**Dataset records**
========================

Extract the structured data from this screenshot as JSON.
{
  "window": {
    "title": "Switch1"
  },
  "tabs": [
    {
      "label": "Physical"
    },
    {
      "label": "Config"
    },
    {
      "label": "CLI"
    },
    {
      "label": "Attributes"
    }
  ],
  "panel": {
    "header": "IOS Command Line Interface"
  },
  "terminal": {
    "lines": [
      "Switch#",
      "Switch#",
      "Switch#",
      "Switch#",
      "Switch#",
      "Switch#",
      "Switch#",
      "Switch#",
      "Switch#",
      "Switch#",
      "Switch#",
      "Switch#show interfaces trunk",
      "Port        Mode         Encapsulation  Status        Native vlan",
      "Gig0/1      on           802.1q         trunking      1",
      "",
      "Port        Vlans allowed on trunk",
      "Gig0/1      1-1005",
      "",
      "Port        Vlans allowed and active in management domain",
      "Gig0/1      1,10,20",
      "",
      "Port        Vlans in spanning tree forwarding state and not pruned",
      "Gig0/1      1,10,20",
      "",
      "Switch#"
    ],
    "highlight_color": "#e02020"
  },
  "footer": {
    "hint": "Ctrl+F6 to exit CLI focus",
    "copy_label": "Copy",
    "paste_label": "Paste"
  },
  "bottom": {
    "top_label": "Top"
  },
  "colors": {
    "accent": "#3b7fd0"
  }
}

========================

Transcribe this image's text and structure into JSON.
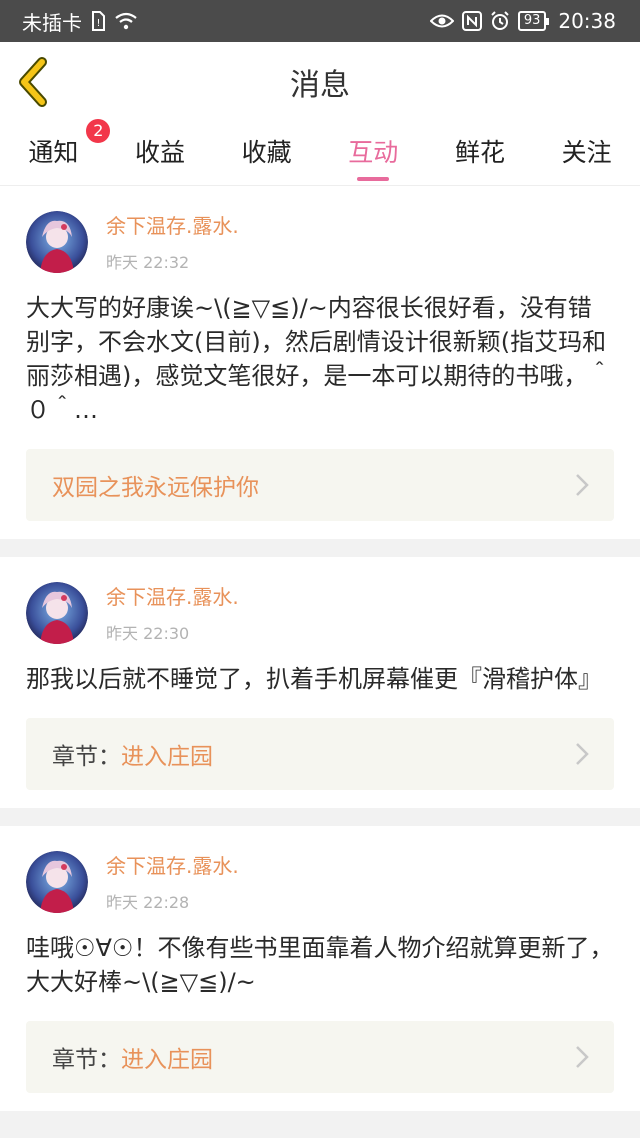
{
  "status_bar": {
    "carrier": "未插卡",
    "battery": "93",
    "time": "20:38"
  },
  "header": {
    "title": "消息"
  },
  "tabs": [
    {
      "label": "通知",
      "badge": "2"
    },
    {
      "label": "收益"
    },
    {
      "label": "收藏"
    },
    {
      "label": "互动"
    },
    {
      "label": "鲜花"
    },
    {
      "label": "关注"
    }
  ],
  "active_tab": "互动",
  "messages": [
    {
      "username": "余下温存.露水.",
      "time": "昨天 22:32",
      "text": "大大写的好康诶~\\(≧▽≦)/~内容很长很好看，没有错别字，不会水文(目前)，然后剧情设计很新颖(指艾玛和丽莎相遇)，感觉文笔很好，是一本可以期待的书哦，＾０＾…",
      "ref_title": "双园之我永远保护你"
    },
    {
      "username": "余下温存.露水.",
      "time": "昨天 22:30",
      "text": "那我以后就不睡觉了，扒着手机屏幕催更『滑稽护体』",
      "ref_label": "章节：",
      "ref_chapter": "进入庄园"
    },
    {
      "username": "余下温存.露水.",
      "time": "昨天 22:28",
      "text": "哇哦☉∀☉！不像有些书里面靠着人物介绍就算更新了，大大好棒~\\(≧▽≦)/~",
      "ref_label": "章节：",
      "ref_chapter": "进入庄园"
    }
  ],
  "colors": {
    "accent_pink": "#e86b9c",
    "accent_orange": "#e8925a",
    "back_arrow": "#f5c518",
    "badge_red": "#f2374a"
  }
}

========================

**Do this**
Of the lines in this listing, report how many contain the string "text", and give the number only.

**Output below**
4